## WHAT YOU HAVE TO DO
Return the entries verbatim and drop every picture.

________

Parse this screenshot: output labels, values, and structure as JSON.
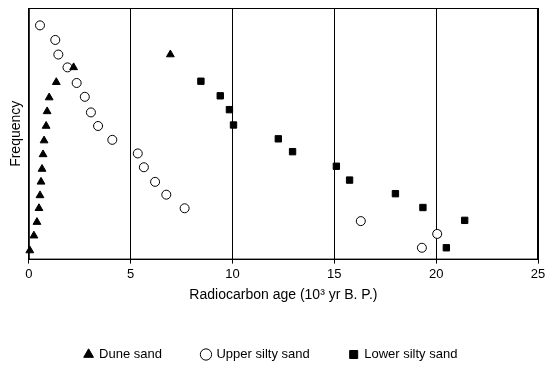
{
  "chart_data": {
    "type": "scatter",
    "x_label": "Radiocarbon age (10³ yr B. P.)",
    "y_label": "Frequency",
    "xlim": [
      0,
      25
    ],
    "xticks": [
      0,
      5,
      10,
      15,
      20,
      25
    ],
    "ylim": [
      0,
      100
    ],
    "tick_labels": "x",
    "grid": "x",
    "legend": "bottom",
    "series": [
      {
        "name": "Dune sand",
        "color": "#000000",
        "marker": "triangle",
        "x": [
          0.05,
          0.25,
          0.4,
          0.5,
          0.55,
          0.6,
          0.65,
          0.7,
          0.75,
          0.85,
          0.9,
          1.0,
          1.35,
          2.2,
          6.95
        ],
        "values": [
          3.6,
          9.5,
          14.9,
          20.4,
          25.5,
          30.9,
          36.0,
          41.8,
          47.3,
          53.1,
          58.9,
          64.4,
          70.5,
          76.4,
          81.5
        ]
      },
      {
        "name": "Upper silty sand",
        "color": "#000000",
        "marker": "circle-open",
        "x": [
          0.55,
          1.3,
          1.45,
          1.9,
          2.35,
          2.75,
          3.05,
          3.4,
          4.1,
          5.35,
          5.65,
          6.2,
          6.75,
          7.65,
          16.3,
          20.05,
          19.3
        ],
        "values": [
          93.1,
          87.3,
          81.5,
          76.4,
          70.2,
          64.7,
          58.5,
          53.1,
          47.6,
          42.2,
          36.7,
          30.9,
          25.8,
          20.4,
          15.3,
          10.2,
          4.7
        ]
      },
      {
        "name": "Lower silty sand",
        "color": "#000000",
        "marker": "square",
        "x": [
          8.45,
          9.4,
          9.85,
          10.05,
          12.25,
          12.95,
          15.1,
          15.75,
          18.0,
          19.35,
          21.4,
          20.05,
          20.5
        ],
        "values": [
          70.9,
          65.1,
          59.6,
          53.5,
          48.0,
          42.9,
          37.1,
          31.6,
          26.2,
          20.7,
          15.6,
          10.2,
          4.7
        ]
      }
    ]
  }
}
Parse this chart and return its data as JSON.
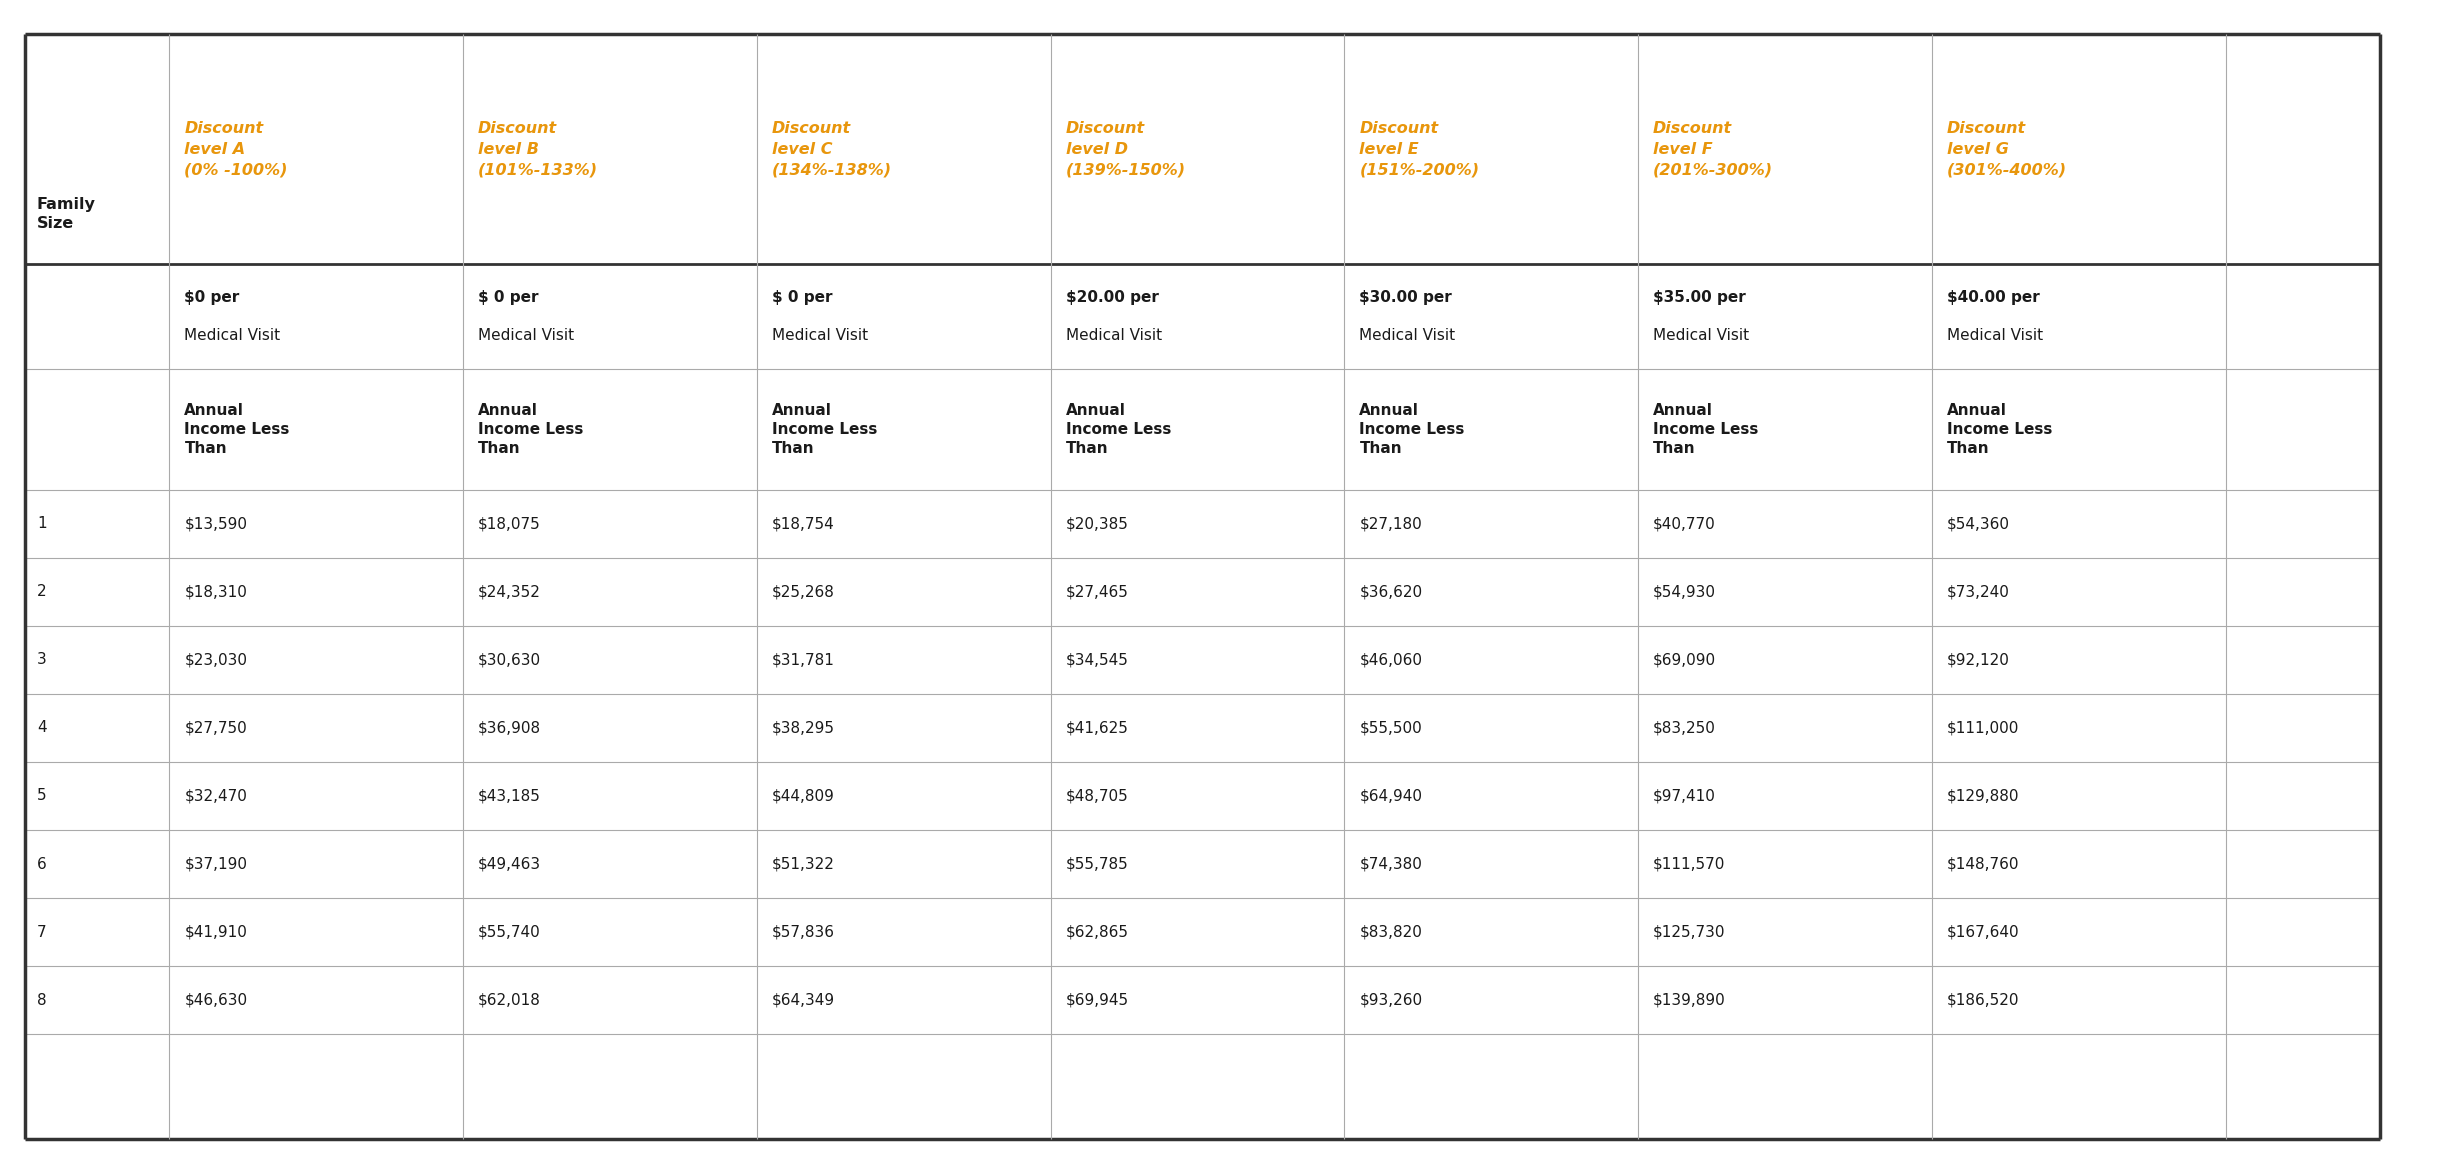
{
  "orange_color": "#E8960C",
  "black_color": "#1a1a1a",
  "white_color": "#ffffff",
  "col_headers": [
    "Discount\nlevel A\n(0% -100%)",
    "Discount\nlevel B\n(101%-133%)",
    "Discount\nlevel C\n(134%-138%)",
    "Discount\nlevel D\n(139%-150%)",
    "Discount\nlevel E\n(151%-200%)",
    "Discount\nlevel F\n(201%-300%)",
    "Discount\nlevel G\n(301%-400%)"
  ],
  "cost_line1": [
    "$0 per",
    "$ 0 per",
    "$ 0 per",
    "$20.00 per",
    "$30.00 per",
    "$35.00 per",
    "$40.00 per"
  ],
  "cost_line2": "Medical Visit",
  "income_header": "Annual\nIncome Less\nThan",
  "family_size_label": "Family\nSize",
  "rows": [
    {
      "size": "1",
      "values": [
        "$13,590",
        "$18,075",
        "$18,754",
        "$20,385",
        "$27,180",
        "$40,770",
        "$54,360"
      ]
    },
    {
      "size": "2",
      "values": [
        "$18,310",
        "$24,352",
        "$25,268",
        "$27,465",
        "$36,620",
        "$54,930",
        "$73,240"
      ]
    },
    {
      "size": "3",
      "values": [
        "$23,030",
        "$30,630",
        "$31,781",
        "$34,545",
        "$46,060",
        "$69,090",
        "$92,120"
      ]
    },
    {
      "size": "4",
      "values": [
        "$27,750",
        "$36,908",
        "$38,295",
        "$41,625",
        "$55,500",
        "$83,250",
        "$111,000"
      ]
    },
    {
      "size": "5",
      "values": [
        "$32,470",
        "$43,185",
        "$44,809",
        "$48,705",
        "$64,940",
        "$97,410",
        "$129,880"
      ]
    },
    {
      "size": "6",
      "values": [
        "$37,190",
        "$49,463",
        "$51,322",
        "$55,785",
        "$74,380",
        "$111,570",
        "$148,760"
      ]
    },
    {
      "size": "7",
      "values": [
        "$41,910",
        "$55,740",
        "$57,836",
        "$62,865",
        "$83,820",
        "$125,730",
        "$167,640"
      ]
    },
    {
      "size": "8",
      "values": [
        "$46,630",
        "$62,018",
        "$64,349",
        "$69,945",
        "$93,260",
        "$139,890",
        "$186,520"
      ]
    }
  ],
  "fig_width": 24.5,
  "fig_height": 11.64,
  "dpi": 100
}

________

## WRITTEN ANSWER
Parse this screenshot: output labels, values, and structure as JSON.
{
  "chart_data": {
    "type": "scatter",
    "x_label": "Radiocarbon age (10³ yr B. P.)",
    "y_label": "Frequency",
    "xlim": [
      0,
      25
    ],
    "xticks": [
      0,
      5,
      10,
      15,
      20,
      25
    ],
    "ylim": [
      0,
      100
    ],
    "tick_labels": "x",
    "grid": "x",
    "legend": "bottom",
    "series": [
      {
        "name": "Dune sand",
        "color": "#000000",
        "marker": "triangle",
        "x": [
          0.05,
          0.25,
          0.4,
          0.5,
          0.55,
          0.6,
          0.65,
          0.7,
          0.75,
          0.85,
          0.9,
          1.0,
          1.35,
          2.2,
          6.95
        ],
        "values": [
          3.6,
          9.5,
          14.9,
          20.4,
          25.5,
          30.9,
          36.0,
          41.8,
          47.3,
          53.1,
          58.9,
          64.4,
          70.5,
          76.4,
          81.5
        ]
      },
      {
        "name": "Upper silty sand",
        "color": "#000000",
        "marker": "circle-open",
        "x": [
          0.55,
          1.3,
          1.45,
          1.9,
          2.35,
          2.75,
          3.05,
          3.4,
          4.1,
          5.35,
          5.65,
          6.2,
          6.75,
          7.65,
          16.3,
          20.05,
          19.3
        ],
        "values": [
          93.1,
          87.3,
          81.5,
          76.4,
          70.2,
          64.7,
          58.5,
          53.1,
          47.6,
          42.2,
          36.7,
          30.9,
          25.8,
          20.4,
          15.3,
          10.2,
          4.7
        ]
      },
      {
        "name": "Lower silty sand",
        "color": "#000000",
        "marker": "square",
        "x": [
          8.45,
          9.4,
          9.85,
          10.05,
          12.25,
          12.95,
          15.1,
          15.75,
          18.0,
          19.35,
          21.4,
          20.05,
          20.5
        ],
        "values": [
          70.9,
          65.1,
          59.6,
          53.5,
          48.0,
          42.9,
          37.1,
          31.6,
          26.2,
          20.7,
          15.6,
          10.2,
          4.7
        ]
      }
    ]
  }
}
Parse this chart and return its data as JSON.
{
  "orange_color": "#E8960C",
  "black_color": "#1a1a1a",
  "white_color": "#ffffff",
  "col_headers": [
    "Discount\nlevel A\n(0% -100%)",
    "Discount\nlevel B\n(101%-133%)",
    "Discount\nlevel C\n(134%-138%)",
    "Discount\nlevel D\n(139%-150%)",
    "Discount\nlevel E\n(151%-200%)",
    "Discount\nlevel F\n(201%-300%)",
    "Discount\nlevel G\n(301%-400%)"
  ],
  "cost_line1": [
    "$0 per",
    "$ 0 per",
    "$ 0 per",
    "$20.00 per",
    "$30.00 per",
    "$35.00 per",
    "$40.00 per"
  ],
  "cost_line2": "Medical Visit",
  "income_header": "Annual\nIncome Less\nThan",
  "family_size_label": "Family\nSize",
  "rows": [
    {
      "size": "1",
      "values": [
        "$13,590",
        "$18,075",
        "$18,754",
        "$20,385",
        "$27,180",
        "$40,770",
        "$54,360"
      ]
    },
    {
      "size": "2",
      "values": [
        "$18,310",
        "$24,352",
        "$25,268",
        "$27,465",
        "$36,620",
        "$54,930",
        "$73,240"
      ]
    },
    {
      "size": "3",
      "values": [
        "$23,030",
        "$30,630",
        "$31,781",
        "$34,545",
        "$46,060",
        "$69,090",
        "$92,120"
      ]
    },
    {
      "size": "4",
      "values": [
        "$27,750",
        "$36,908",
        "$38,295",
        "$41,625",
        "$55,500",
        "$83,250",
        "$111,000"
      ]
    },
    {
      "size": "5",
      "values": [
        "$32,470",
        "$43,185",
        "$44,809",
        "$48,705",
        "$64,940",
        "$97,410",
        "$129,880"
      ]
    },
    {
      "size": "6",
      "values": [
        "$37,190",
        "$49,463",
        "$51,322",
        "$55,785",
        "$74,380",
        "$111,570",
        "$148,760"
      ]
    },
    {
      "size": "7",
      "values": [
        "$41,910",
        "$55,740",
        "$57,836",
        "$62,865",
        "$83,820",
        "$125,730",
        "$167,640"
      ]
    },
    {
      "size": "8",
      "values": [
        "$46,630",
        "$62,018",
        "$64,349",
        "$69,945",
        "$93,260",
        "$139,890",
        "$186,520"
      ]
    }
  ],
  "fig_width": 24.5,
  "fig_height": 11.64,
  "dpi": 100
}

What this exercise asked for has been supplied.